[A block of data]
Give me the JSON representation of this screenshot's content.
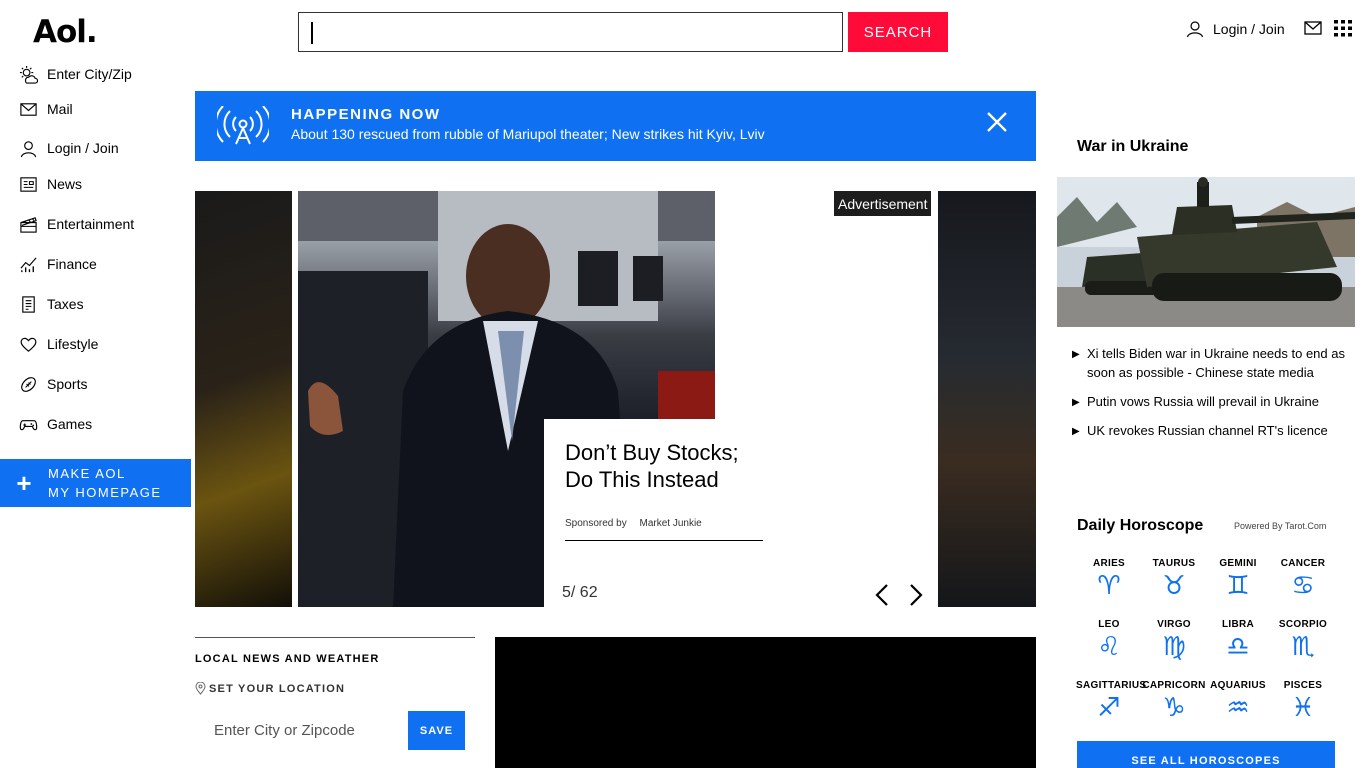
{
  "header": {
    "logo": "Aol.",
    "search_placeholder": "",
    "search_button": "SEARCH",
    "login_label": "Login / Join"
  },
  "nav": {
    "items": [
      {
        "label": "Enter City/Zip",
        "icon": "weather-icon"
      },
      {
        "label": "Mail",
        "icon": "mail-icon"
      },
      {
        "label": "Login / Join",
        "icon": "user-icon"
      },
      {
        "label": "News",
        "icon": "news-icon"
      },
      {
        "label": "Entertainment",
        "icon": "clapperboard-icon"
      },
      {
        "label": "Finance",
        "icon": "chart-icon"
      },
      {
        "label": "Taxes",
        "icon": "document-icon"
      },
      {
        "label": "Lifestyle",
        "icon": "heart-icon"
      },
      {
        "label": "Sports",
        "icon": "football-icon"
      },
      {
        "label": "Games",
        "icon": "gamepad-icon"
      }
    ],
    "make_home_line1": "Make AOL",
    "make_home_line2": "My Homepage"
  },
  "happening_now": {
    "title": "HAPPENING NOW",
    "text": "About 130 rescued from rubble of Mariupol theater; New strikes hit Kyiv, Lviv"
  },
  "slideshow": {
    "ad_label": "Advertisement",
    "headline_line1": "Don’t Buy Stocks;",
    "headline_line2": "Do This Instead",
    "sponsored_by": "Sponsored by",
    "sponsor": "Market Junkie",
    "counter": "5/ 62"
  },
  "local_news": {
    "title": "LOCAL NEWS AND WEATHER",
    "set_location": "SET YOUR LOCATION",
    "input_placeholder": "Enter City or Zipcode",
    "save": "SAVE"
  },
  "ukraine": {
    "title": "War in Ukraine",
    "items": [
      "Xi tells Biden war in Ukraine needs to end as soon as possible - Chinese state media",
      "Putin vows Russia will prevail in Ukraine",
      "UK revokes Russian channel RT's licence"
    ]
  },
  "horoscope": {
    "title": "Daily Horoscope",
    "powered": "Powered By Tarot.Com",
    "signs": [
      {
        "name": "ARIES",
        "glyph": "♈"
      },
      {
        "name": "TAURUS",
        "glyph": "♉"
      },
      {
        "name": "GEMINI",
        "glyph": "♊"
      },
      {
        "name": "CANCER",
        "glyph": "♋"
      },
      {
        "name": "LEO",
        "glyph": "♌"
      },
      {
        "name": "VIRGO",
        "glyph": "♍"
      },
      {
        "name": "LIBRA",
        "glyph": "♎"
      },
      {
        "name": "SCORPIO",
        "glyph": "♏"
      },
      {
        "name": "SAGITTARIUS",
        "glyph": "♐"
      },
      {
        "name": "CAPRICORN",
        "glyph": "♑"
      },
      {
        "name": "AQUARIUS",
        "glyph": "♒"
      },
      {
        "name": "PISCES",
        "glyph": "♓"
      }
    ],
    "button": "SEE ALL HOROSCOPES"
  },
  "colors": {
    "accent_blue": "#0f71f2",
    "search_red": "#ff0b3a"
  }
}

**THE TASK**
Transcribe each line above verbatim, with the pictures left out.

**REPLY**
Give me the JSON representation of this screenshot's content.
{
  "header": {
    "logo": "Aol.",
    "search_placeholder": "",
    "search_button": "SEARCH",
    "login_label": "Login / Join"
  },
  "nav": {
    "items": [
      {
        "label": "Enter City/Zip",
        "icon": "weather-icon"
      },
      {
        "label": "Mail",
        "icon": "mail-icon"
      },
      {
        "label": "Login / Join",
        "icon": "user-icon"
      },
      {
        "label": "News",
        "icon": "news-icon"
      },
      {
        "label": "Entertainment",
        "icon": "clapperboard-icon"
      },
      {
        "label": "Finance",
        "icon": "chart-icon"
      },
      {
        "label": "Taxes",
        "icon": "document-icon"
      },
      {
        "label": "Lifestyle",
        "icon": "heart-icon"
      },
      {
        "label": "Sports",
        "icon": "football-icon"
      },
      {
        "label": "Games",
        "icon": "gamepad-icon"
      }
    ],
    "make_home_line1": "Make AOL",
    "make_home_line2": "My Homepage"
  },
  "happening_now": {
    "title": "HAPPENING NOW",
    "text": "About 130 rescued from rubble of Mariupol theater; New strikes hit Kyiv, Lviv"
  },
  "slideshow": {
    "ad_label": "Advertisement",
    "headline_line1": "Don’t Buy Stocks;",
    "headline_line2": "Do This Instead",
    "sponsored_by": "Sponsored by",
    "sponsor": "Market Junkie",
    "counter": "5/ 62"
  },
  "local_news": {
    "title": "LOCAL NEWS AND WEATHER",
    "set_location": "SET YOUR LOCATION",
    "input_placeholder": "Enter City or Zipcode",
    "save": "SAVE"
  },
  "ukraine": {
    "title": "War in Ukraine",
    "items": [
      "Xi tells Biden war in Ukraine needs to end as soon as possible - Chinese state media",
      "Putin vows Russia will prevail in Ukraine",
      "UK revokes Russian channel RT's licence"
    ]
  },
  "horoscope": {
    "title": "Daily Horoscope",
    "powered": "Powered By Tarot.Com",
    "signs": [
      {
        "name": "ARIES",
        "glyph": "♈"
      },
      {
        "name": "TAURUS",
        "glyph": "♉"
      },
      {
        "name": "GEMINI",
        "glyph": "♊"
      },
      {
        "name": "CANCER",
        "glyph": "♋"
      },
      {
        "name": "LEO",
        "glyph": "♌"
      },
      {
        "name": "VIRGO",
        "glyph": "♍"
      },
      {
        "name": "LIBRA",
        "glyph": "♎"
      },
      {
        "name": "SCORPIO",
        "glyph": "♏"
      },
      {
        "name": "SAGITTARIUS",
        "glyph": "♐"
      },
      {
        "name": "CAPRICORN",
        "glyph": "♑"
      },
      {
        "name": "AQUARIUS",
        "glyph": "♒"
      },
      {
        "name": "PISCES",
        "glyph": "♓"
      }
    ],
    "button": "SEE ALL HOROSCOPES"
  },
  "colors": {
    "accent_blue": "#0f71f2",
    "search_red": "#ff0b3a"
  }
}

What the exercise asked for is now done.